Description of the task: Retype the records below word for word, starting at the first line and ending at the line that contains "chevron-right-icon xyxy=(433,643,443,661)".

Records for this task:
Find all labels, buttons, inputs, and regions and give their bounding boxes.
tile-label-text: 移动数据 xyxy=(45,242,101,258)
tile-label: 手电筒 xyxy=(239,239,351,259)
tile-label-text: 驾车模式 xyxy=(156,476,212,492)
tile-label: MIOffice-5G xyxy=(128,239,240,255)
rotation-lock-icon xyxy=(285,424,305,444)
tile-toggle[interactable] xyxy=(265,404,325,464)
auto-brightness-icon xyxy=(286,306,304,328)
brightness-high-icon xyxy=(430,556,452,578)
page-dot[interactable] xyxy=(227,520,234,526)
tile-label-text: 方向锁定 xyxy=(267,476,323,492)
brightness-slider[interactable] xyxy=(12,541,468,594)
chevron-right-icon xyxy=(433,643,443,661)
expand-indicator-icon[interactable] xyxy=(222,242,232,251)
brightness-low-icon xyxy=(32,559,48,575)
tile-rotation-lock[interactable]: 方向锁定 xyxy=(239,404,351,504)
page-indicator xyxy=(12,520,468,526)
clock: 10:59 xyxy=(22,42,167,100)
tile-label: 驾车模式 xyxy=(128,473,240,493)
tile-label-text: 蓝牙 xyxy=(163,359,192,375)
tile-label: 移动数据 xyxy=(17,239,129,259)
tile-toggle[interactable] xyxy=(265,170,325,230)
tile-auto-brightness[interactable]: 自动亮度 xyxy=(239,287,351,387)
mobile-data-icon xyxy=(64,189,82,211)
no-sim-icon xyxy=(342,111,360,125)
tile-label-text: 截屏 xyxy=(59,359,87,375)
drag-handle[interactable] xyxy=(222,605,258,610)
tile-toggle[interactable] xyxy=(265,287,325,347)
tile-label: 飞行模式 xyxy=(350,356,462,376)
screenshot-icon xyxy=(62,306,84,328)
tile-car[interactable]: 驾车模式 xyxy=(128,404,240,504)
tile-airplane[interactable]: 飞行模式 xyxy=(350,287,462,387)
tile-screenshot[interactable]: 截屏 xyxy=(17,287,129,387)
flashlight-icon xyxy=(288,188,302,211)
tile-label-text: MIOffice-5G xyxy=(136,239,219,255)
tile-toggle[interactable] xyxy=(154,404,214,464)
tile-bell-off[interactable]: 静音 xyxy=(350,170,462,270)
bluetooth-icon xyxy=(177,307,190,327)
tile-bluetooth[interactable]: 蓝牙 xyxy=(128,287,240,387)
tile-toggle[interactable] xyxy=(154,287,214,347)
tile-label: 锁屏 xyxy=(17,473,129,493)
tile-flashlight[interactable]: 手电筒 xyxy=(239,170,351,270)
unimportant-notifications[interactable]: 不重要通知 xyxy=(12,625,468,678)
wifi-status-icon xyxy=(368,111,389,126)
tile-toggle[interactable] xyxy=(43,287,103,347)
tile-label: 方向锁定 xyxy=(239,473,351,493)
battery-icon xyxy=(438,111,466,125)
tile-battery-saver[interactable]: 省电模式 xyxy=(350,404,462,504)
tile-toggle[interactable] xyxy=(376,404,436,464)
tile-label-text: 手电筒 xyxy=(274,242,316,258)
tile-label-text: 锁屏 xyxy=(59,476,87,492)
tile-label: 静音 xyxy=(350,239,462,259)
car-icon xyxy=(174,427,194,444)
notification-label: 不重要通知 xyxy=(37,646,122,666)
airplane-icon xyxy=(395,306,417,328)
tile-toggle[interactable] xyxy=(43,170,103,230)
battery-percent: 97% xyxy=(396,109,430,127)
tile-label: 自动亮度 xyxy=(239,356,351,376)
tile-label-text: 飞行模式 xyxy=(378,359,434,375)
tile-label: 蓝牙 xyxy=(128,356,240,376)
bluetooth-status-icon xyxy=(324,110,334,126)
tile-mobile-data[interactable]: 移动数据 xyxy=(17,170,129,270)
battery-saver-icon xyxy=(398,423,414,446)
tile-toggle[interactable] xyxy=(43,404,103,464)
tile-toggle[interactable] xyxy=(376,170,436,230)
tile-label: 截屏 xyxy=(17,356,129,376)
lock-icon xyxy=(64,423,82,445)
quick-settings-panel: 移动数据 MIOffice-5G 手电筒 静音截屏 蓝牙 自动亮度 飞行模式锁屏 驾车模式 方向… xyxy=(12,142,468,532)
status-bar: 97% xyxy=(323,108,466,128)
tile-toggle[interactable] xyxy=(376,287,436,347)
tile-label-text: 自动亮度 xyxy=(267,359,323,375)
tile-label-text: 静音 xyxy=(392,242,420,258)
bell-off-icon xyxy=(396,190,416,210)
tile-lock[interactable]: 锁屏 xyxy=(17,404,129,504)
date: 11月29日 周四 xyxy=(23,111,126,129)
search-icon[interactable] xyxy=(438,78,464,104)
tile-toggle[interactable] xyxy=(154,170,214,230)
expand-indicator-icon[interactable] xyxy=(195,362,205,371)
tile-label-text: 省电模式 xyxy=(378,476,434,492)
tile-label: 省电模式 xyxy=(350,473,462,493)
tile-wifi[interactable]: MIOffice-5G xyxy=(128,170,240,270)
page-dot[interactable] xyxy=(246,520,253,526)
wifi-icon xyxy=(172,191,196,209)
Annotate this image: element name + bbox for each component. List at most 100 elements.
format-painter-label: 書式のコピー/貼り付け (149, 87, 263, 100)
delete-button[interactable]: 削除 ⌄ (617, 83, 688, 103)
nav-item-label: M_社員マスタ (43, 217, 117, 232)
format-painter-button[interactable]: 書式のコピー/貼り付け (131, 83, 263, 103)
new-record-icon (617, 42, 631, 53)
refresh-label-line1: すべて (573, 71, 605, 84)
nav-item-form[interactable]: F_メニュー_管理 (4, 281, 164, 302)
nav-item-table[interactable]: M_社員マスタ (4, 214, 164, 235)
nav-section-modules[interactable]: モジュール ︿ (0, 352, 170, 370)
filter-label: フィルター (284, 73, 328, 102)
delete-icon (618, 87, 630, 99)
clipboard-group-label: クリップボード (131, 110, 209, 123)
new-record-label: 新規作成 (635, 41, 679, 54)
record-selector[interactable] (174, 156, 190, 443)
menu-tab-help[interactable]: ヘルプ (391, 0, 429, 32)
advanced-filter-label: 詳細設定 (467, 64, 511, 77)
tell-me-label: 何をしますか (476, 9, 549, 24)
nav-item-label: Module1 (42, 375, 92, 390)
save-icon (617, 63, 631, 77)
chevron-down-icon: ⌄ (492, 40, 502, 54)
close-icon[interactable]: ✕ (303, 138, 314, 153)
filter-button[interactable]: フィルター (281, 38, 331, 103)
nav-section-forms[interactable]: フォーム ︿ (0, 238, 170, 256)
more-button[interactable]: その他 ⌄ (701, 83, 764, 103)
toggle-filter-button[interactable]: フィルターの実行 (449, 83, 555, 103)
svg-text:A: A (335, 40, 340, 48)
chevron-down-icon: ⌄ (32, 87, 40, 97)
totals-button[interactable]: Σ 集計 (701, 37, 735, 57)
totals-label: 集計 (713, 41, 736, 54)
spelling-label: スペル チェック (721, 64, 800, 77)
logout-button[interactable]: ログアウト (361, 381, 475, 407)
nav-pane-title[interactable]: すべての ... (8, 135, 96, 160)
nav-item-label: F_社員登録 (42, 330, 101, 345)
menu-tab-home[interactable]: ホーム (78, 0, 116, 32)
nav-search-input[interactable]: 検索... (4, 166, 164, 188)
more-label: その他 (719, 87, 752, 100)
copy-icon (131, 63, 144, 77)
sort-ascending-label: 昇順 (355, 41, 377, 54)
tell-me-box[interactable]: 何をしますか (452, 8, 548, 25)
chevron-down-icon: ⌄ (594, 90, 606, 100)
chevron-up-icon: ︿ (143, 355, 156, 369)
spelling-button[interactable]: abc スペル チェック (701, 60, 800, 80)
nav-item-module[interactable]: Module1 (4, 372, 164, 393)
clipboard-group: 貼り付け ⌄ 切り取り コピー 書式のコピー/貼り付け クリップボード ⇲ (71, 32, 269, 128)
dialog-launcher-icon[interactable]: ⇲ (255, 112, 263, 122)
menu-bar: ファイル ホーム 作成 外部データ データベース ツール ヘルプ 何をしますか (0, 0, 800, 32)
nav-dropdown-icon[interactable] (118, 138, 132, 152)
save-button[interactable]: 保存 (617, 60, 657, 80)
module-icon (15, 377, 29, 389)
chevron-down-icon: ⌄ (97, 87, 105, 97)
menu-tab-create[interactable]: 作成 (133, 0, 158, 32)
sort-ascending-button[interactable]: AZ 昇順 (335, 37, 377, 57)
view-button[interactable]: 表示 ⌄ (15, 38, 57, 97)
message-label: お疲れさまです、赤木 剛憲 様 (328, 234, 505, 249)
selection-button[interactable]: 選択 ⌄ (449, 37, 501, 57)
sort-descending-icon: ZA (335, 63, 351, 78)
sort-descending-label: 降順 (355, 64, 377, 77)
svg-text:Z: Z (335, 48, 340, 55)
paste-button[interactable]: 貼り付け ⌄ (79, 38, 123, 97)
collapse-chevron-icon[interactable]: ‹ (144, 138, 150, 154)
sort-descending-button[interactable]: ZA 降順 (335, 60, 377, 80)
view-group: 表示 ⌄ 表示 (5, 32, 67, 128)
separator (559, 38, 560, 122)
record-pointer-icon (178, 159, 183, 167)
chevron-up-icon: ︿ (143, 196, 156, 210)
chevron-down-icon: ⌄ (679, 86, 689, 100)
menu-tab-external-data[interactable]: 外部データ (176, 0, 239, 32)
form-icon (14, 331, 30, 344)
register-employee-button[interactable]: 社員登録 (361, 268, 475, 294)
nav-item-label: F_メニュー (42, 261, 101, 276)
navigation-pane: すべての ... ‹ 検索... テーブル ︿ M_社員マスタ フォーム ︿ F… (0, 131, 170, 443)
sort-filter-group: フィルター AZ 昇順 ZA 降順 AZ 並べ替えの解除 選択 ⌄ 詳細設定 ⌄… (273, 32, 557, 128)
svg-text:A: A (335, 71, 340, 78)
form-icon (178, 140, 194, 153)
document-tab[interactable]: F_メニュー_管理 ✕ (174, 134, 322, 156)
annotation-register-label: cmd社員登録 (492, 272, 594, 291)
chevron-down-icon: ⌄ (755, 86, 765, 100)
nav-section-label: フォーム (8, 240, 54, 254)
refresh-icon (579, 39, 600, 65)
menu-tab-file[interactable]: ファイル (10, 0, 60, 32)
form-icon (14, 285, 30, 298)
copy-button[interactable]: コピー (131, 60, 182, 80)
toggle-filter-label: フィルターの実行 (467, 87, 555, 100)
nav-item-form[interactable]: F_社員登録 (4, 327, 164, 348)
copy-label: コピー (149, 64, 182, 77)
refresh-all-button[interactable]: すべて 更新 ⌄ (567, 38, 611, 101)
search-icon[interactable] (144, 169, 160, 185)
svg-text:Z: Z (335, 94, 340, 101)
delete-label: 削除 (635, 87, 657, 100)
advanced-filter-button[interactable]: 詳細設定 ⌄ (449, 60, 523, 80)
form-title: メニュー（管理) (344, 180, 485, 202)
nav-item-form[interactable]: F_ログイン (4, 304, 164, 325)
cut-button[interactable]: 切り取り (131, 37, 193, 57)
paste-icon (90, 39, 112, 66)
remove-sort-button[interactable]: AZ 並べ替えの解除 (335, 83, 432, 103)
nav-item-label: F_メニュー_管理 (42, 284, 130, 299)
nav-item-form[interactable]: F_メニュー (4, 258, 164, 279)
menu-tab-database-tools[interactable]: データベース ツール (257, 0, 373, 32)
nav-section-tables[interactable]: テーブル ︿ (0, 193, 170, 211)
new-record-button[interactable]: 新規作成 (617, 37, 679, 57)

Reply:
Find all labels, buttons, inputs, and regions and give their bounding boxes.
tile-label-text: 移动数据 xyxy=(45,242,101,258)
tile-label: 手电筒 xyxy=(239,239,351,259)
tile-label-text: 驾车模式 xyxy=(156,476,212,492)
tile-label: MIOffice-5G xyxy=(128,239,240,255)
rotation-lock-icon xyxy=(285,424,305,444)
tile-toggle[interactable] xyxy=(265,404,325,464)
auto-brightness-icon xyxy=(286,306,304,328)
brightness-high-icon xyxy=(430,556,452,578)
page-dot[interactable] xyxy=(227,520,234,526)
tile-label-text: 方向锁定 xyxy=(267,476,323,492)
brightness-slider[interactable] xyxy=(12,541,468,594)
chevron-right-icon xyxy=(433,643,443,661)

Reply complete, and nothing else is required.